### Data shown

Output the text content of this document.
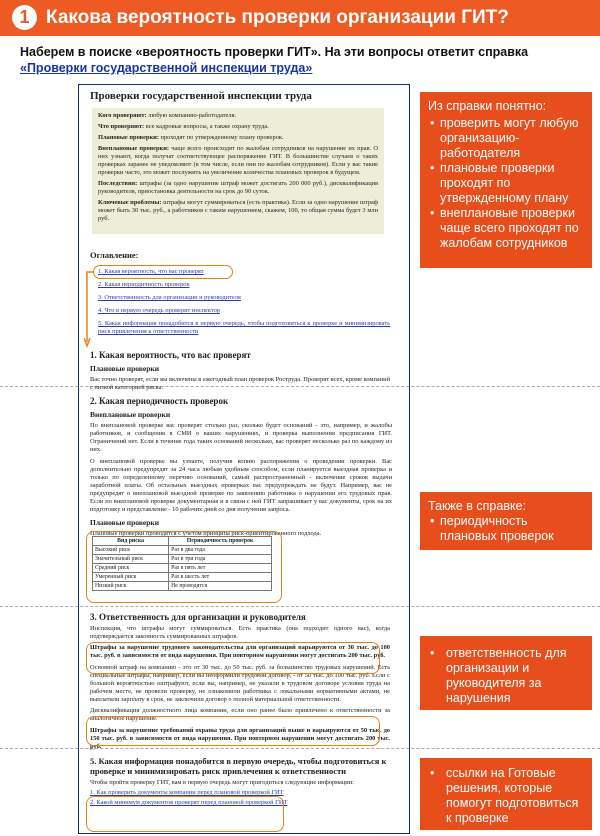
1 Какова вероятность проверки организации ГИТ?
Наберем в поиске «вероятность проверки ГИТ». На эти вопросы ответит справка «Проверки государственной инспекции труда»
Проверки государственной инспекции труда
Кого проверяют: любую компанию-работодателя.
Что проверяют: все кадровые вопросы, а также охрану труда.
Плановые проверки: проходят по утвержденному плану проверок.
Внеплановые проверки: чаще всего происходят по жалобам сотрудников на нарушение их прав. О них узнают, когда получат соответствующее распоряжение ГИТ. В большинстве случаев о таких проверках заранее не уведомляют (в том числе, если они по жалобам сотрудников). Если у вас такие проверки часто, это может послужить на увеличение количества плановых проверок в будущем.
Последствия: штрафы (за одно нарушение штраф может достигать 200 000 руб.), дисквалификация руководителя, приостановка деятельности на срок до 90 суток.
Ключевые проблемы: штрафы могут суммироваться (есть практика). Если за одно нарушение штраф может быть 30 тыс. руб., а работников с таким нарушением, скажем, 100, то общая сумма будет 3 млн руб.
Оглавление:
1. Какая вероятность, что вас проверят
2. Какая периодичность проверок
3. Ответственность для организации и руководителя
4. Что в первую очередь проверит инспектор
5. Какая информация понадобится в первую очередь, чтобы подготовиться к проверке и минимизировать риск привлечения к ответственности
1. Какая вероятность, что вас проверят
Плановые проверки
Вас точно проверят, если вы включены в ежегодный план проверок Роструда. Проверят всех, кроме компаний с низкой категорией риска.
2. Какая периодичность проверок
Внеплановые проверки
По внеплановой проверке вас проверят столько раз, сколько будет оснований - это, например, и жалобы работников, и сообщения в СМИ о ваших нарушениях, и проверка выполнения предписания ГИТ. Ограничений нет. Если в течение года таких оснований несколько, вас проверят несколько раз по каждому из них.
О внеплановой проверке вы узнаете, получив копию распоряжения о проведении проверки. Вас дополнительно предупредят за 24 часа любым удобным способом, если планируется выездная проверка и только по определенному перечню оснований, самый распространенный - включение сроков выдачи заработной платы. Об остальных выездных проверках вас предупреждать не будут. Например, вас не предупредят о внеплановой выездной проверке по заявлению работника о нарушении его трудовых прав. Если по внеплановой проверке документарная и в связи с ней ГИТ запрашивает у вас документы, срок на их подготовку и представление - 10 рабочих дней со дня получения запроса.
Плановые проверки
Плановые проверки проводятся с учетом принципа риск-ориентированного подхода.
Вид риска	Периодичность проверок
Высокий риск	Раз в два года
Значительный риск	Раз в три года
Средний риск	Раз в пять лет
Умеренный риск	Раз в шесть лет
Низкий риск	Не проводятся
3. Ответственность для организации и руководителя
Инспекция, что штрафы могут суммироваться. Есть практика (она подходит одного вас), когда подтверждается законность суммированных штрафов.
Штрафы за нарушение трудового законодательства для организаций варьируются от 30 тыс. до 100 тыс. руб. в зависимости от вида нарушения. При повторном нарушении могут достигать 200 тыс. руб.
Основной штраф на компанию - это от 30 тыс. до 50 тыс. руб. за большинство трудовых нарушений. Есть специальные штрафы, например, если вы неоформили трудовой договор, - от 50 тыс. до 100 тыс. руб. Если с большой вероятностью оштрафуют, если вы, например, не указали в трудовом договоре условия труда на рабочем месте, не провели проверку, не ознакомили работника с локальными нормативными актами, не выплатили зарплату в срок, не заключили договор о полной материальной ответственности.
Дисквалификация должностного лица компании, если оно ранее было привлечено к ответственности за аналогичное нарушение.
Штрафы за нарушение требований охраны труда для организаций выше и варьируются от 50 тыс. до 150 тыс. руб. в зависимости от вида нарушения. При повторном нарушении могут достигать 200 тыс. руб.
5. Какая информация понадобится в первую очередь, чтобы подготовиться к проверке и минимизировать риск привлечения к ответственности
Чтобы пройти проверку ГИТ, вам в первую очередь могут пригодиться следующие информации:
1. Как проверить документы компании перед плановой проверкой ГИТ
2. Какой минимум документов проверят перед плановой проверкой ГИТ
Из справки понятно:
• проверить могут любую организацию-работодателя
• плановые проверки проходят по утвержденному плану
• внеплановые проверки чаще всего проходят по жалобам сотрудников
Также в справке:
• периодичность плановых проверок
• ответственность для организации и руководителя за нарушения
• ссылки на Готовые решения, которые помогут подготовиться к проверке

### The task
Write out each entry exactly as given, omitting any picture.

### Exercise response
Output the text content of this document.
1 Какова вероятность проверки организации ГИТ?
Наберем в поиске «вероятность проверки ГИТ». На эти вопросы ответит справка «Проверки государственной инспекции труда»
Проверки государственной инспекции труда
Кого проверяют: любую компанию-работодателя.
Что проверяют: все кадровые вопросы, а также охрану труда.
Плановые проверки: проходят по утвержденному плану проверок.
Внеплановые проверки: чаще всего происходят по жалобам сотрудников на нарушение их прав. О них узнают, когда получат соответствующее распоряжение ГИТ. В большинстве случаев о таких проверках заранее не уведомляют (в том числе, если они по жалобам сотрудников). Если у вас такие проверки часто, это может послужить на увеличение количества плановых проверок в будущем.
Последствия: штрафы (за одно нарушение штраф может достигать 200 000 руб.), дисквалификация руководителя, приостановка деятельности на срок до 90 суток.
Ключевые проблемы: штрафы могут суммироваться (есть практика). Если за одно нарушение штраф может быть 30 тыс. руб., а работников с таким нарушением, скажем, 100, то общая сумма будет 3 млн руб.
Оглавление:
1. Какая вероятность, что вас проверят
2. Какая периодичность проверок
3. Ответственность для организации и руководителя
4. Что в первую очередь проверит инспектор
5. Какая информация понадобится в первую очередь, чтобы подготовиться к проверке и минимизировать риск привлечения к ответственности
1. Какая вероятность, что вас проверят
Плановые проверки
Вас точно проверят, если вы включены в ежегодный план проверок Роструда. Проверят всех, кроме компаний с низкой категорией риска.
2. Какая периодичность проверок
Внеплановые проверки
По внеплановой проверке вас проверят столько раз, сколько будет оснований - это, например, и жалобы работников, и сообщения в СМИ о ваших нарушениях, и проверка выполнения предписания ГИТ. Ограничений нет. Если в течение года таких оснований несколько, вас проверят несколько раз по каждому из них.
О внеплановой проверке вы узнаете, получив копию распоряжения о проведении проверки. Вас дополнительно предупредят за 24 часа любым удобным способом, если планируется выездная проверка и только по определенному перечню оснований, самый распространенный - включение сроков выдачи заработной платы. Об остальных выездных проверках вас предупреждать не будут. Например, вас не предупредят о внеплановой выездной проверке по заявлению работника о нарушении его трудовых прав. Если по внеплановой проверке документарная и в связи с ней ГИТ запрашивает у вас документы, срок на их подготовку и представление - 10 рабочих дней со дня получения запроса.
Плановые проверки
Плановые проверки проводятся с учетом принципа риск-ориентированного подхода.
Вид риска	Периодичность проверок
Высокий риск	Раз в два года
Значительный риск	Раз в три года
Средний риск	Раз в пять лет
Умеренный риск	Раз в шесть лет
Низкий риск	Не проводятся
3. Ответственность для организации и руководителя
Инспекция, что штрафы могут суммироваться. Есть практика (она подходит одного вас), когда подтверждается законность суммированных штрафов.
Штрафы за нарушение трудового законодательства для организаций варьируются от 30 тыс. до 100 тыс. руб. в зависимости от вида нарушения. При повторном нарушении могут достигать 200 тыс. руб.
Основной штраф на компанию - это от 30 тыс. до 50 тыс. руб. за большинство трудовых нарушений. Есть специальные штрафы, например, если вы неоформили трудовой договор, - от 50 тыс. до 100 тыс. руб. Если с большой вероятностью оштрафуют, если вы, например, не указали в трудовом договоре условия труда на рабочем месте, не провели проверку, не ознакомили работника с локальными нормативными актами, не выплатили зарплату в срок, не заключили договор о полной материальной ответственности.
Дисквалификация должностного лица компании, если оно ранее было привлечено к ответственности за аналогичное нарушение.
Штрафы за нарушение требований охраны труда для организаций выше и варьируются от 50 тыс. до 150 тыс. руб. в зависимости от вида нарушения. При повторном нарушении могут достигать 200 тыс. руб.
5. Какая информация понадобится в первую очередь, чтобы подготовиться к проверке и минимизировать риск привлечения к ответственности
Чтобы пройти проверку ГИТ, вам в первую очередь могут пригодиться следующие информации:
1. Как проверить документы компании перед плановой проверкой ГИТ
2. Какой минимум документов проверят перед плановой проверкой ГИТ
Из справки понятно:
• проверить могут любую организацию-работодателя
• плановые проверки проходят по утвержденному плану
• внеплановые проверки чаще всего проходят по жалобам сотрудников
Также в справке:
• периодичность плановых проверок
• ответственность для организации и руководителя за нарушения
• ссылки на Готовые решения, которые помогут подготовиться к проверке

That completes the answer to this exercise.